DO THIS: Transcribe the entries that follow, word for word.
>> Start SUPPLIED RECORDS
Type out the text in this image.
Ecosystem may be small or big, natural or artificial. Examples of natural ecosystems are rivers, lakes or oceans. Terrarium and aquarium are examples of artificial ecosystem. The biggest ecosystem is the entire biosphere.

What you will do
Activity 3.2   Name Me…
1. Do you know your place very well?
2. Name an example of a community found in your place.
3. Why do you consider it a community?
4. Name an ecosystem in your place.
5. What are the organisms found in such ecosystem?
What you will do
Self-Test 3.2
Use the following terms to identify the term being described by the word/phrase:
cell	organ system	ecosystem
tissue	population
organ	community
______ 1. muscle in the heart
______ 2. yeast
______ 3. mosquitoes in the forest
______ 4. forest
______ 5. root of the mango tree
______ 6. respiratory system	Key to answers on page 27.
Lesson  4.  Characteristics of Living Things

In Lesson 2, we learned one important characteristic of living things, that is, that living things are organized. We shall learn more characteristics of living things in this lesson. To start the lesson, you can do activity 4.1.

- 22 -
>> End SUPPLIED RECORDS
ANSWER TO THE EXERCISE:
Type out the text in this image.
Ecosystem may be small or big, natural or artificial. Examples of natural ecosystems are rivers, lakes or oceans. Terrarium and aquarium are examples of artificial ecosystem. The biggest ecosystem is the entire biosphere.

What you will do
Activity 3.2   Name Me…
1. Do you know your place very well?
2. Name an example of a community found in your place.
3. Why do you consider it a community?
4. Name an ecosystem in your place.
5. What are the organisms found in such ecosystem?
What you will do
Self-Test 3.2
Use the following terms to identify the term being described by the word/phrase:
cell	organ system	ecosystem
tissue	population
organ	community
______ 1. muscle in the heart
______ 2. yeast
______ 3. mosquitoes in the forest
______ 4. forest
______ 5. root of the mango tree
______ 6. respiratory system	Key to answers on page 27.
Lesson  4.  Characteristics of Living Things

In Lesson 2, we learned one important characteristic of living things, that is, that living things are organized. We shall learn more characteristics of living things in this lesson. To start the lesson, you can do activity 4.1.

- 22 -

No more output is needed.